• [Exercise]: Write each line out exactly, leaving none out.

(Records from a data source)
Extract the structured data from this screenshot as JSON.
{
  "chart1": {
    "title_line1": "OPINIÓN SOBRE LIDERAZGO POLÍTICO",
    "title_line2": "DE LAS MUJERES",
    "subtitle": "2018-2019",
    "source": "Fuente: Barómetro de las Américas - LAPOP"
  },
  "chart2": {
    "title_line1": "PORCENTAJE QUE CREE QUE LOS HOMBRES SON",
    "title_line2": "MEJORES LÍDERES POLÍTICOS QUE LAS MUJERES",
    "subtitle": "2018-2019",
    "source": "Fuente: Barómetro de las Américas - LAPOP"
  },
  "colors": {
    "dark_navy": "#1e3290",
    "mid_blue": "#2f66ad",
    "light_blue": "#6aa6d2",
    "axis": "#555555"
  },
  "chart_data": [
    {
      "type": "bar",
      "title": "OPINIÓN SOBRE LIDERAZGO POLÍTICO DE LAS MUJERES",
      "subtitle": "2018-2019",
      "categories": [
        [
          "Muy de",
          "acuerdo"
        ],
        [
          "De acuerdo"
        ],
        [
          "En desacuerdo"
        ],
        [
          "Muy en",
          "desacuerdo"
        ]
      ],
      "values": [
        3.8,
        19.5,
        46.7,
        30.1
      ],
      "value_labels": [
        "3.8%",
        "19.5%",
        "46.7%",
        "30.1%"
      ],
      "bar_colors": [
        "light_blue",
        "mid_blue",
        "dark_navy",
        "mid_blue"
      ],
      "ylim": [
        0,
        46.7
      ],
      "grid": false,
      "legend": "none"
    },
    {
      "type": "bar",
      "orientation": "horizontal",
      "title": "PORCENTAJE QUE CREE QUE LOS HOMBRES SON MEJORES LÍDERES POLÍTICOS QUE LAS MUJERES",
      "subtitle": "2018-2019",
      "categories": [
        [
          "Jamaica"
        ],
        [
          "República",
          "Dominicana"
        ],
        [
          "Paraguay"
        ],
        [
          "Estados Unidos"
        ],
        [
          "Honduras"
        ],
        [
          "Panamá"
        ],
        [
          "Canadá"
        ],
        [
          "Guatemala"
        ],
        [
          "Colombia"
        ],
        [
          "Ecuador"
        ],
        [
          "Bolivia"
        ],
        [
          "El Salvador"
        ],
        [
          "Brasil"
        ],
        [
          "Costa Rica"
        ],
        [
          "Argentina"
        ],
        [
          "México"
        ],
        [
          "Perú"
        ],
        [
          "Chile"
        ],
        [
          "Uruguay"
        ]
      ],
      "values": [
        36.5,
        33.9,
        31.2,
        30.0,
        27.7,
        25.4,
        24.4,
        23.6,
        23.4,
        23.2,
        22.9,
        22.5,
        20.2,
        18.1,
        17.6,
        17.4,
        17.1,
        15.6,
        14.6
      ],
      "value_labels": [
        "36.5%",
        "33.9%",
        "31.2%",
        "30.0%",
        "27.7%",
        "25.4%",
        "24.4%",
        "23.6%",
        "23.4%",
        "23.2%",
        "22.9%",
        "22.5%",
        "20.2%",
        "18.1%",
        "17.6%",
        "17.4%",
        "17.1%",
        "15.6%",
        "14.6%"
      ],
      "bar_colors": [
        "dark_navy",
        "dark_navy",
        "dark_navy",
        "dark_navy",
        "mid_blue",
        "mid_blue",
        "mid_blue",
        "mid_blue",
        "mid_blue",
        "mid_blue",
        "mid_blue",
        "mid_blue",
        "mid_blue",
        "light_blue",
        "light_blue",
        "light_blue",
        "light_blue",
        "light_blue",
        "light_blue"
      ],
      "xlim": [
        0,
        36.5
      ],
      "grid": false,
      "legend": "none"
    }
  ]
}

• [Exercise solution]:
Extract the structured data from this screenshot as JSON.
{
  "chart1": {
    "title_line1": "OPINIÓN SOBRE LIDERAZGO POLÍTICO",
    "title_line2": "DE LAS MUJERES",
    "subtitle": "2018-2019",
    "source": "Fuente: Barómetro de las Américas - LAPOP"
  },
  "chart2": {
    "title_line1": "PORCENTAJE QUE CREE QUE LOS HOMBRES SON",
    "title_line2": "MEJORES LÍDERES POLÍTICOS QUE LAS MUJERES",
    "subtitle": "2018-2019",
    "source": "Fuente: Barómetro de las Américas - LAPOP"
  },
  "colors": {
    "dark_navy": "#1e3290",
    "mid_blue": "#2f66ad",
    "light_blue": "#6aa6d2",
    "axis": "#555555"
  },
  "chart_data": [
    {
      "type": "bar",
      "title": "OPINIÓN SOBRE LIDERAZGO POLÍTICO DE LAS MUJERES",
      "subtitle": "2018-2019",
      "categories": [
        [
          "Muy de",
          "acuerdo"
        ],
        [
          "De acuerdo"
        ],
        [
          "En desacuerdo"
        ],
        [
          "Muy en",
          "desacuerdo"
        ]
      ],
      "values": [
        3.8,
        19.5,
        46.7,
        30.1
      ],
      "value_labels": [
        "3.8%",
        "19.5%",
        "46.7%",
        "30.1%"
      ],
      "bar_colors": [
        "light_blue",
        "mid_blue",
        "dark_navy",
        "mid_blue"
      ],
      "ylim": [
        0,
        46.7
      ],
      "grid": false,
      "legend": "none"
    },
    {
      "type": "bar",
      "orientation": "horizontal",
      "title": "PORCENTAJE QUE CREE QUE LOS HOMBRES SON MEJORES LÍDERES POLÍTICOS QUE LAS MUJERES",
      "subtitle": "2018-2019",
      "categories": [
        [
          "Jamaica"
        ],
        [
          "República",
          "Dominicana"
        ],
        [
          "Paraguay"
        ],
        [
          "Estados Unidos"
        ],
        [
          "Honduras"
        ],
        [
          "Panamá"
        ],
        [
          "Canadá"
        ],
        [
          "Guatemala"
        ],
        [
          "Colombia"
        ],
        [
          "Ecuador"
        ],
        [
          "Bolivia"
        ],
        [
          "El Salvador"
        ],
        [
          "Brasil"
        ],
        [
          "Costa Rica"
        ],
        [
          "Argentina"
        ],
        [
          "México"
        ],
        [
          "Perú"
        ],
        [
          "Chile"
        ],
        [
          "Uruguay"
        ]
      ],
      "values": [
        36.5,
        33.9,
        31.2,
        30.0,
        27.7,
        25.4,
        24.4,
        23.6,
        23.4,
        23.2,
        22.9,
        22.5,
        20.2,
        18.1,
        17.6,
        17.4,
        17.1,
        15.6,
        14.6
      ],
      "value_labels": [
        "36.5%",
        "33.9%",
        "31.2%",
        "30.0%",
        "27.7%",
        "25.4%",
        "24.4%",
        "23.6%",
        "23.4%",
        "23.2%",
        "22.9%",
        "22.5%",
        "20.2%",
        "18.1%",
        "17.6%",
        "17.4%",
        "17.1%",
        "15.6%",
        "14.6%"
      ],
      "bar_colors": [
        "dark_navy",
        "dark_navy",
        "dark_navy",
        "dark_navy",
        "mid_blue",
        "mid_blue",
        "mid_blue",
        "mid_blue",
        "mid_blue",
        "mid_blue",
        "mid_blue",
        "mid_blue",
        "mid_blue",
        "light_blue",
        "light_blue",
        "light_blue",
        "light_blue",
        "light_blue",
        "light_blue"
      ],
      "xlim": [
        0,
        36.5
      ],
      "grid": false,
      "legend": "none"
    }
  ]
}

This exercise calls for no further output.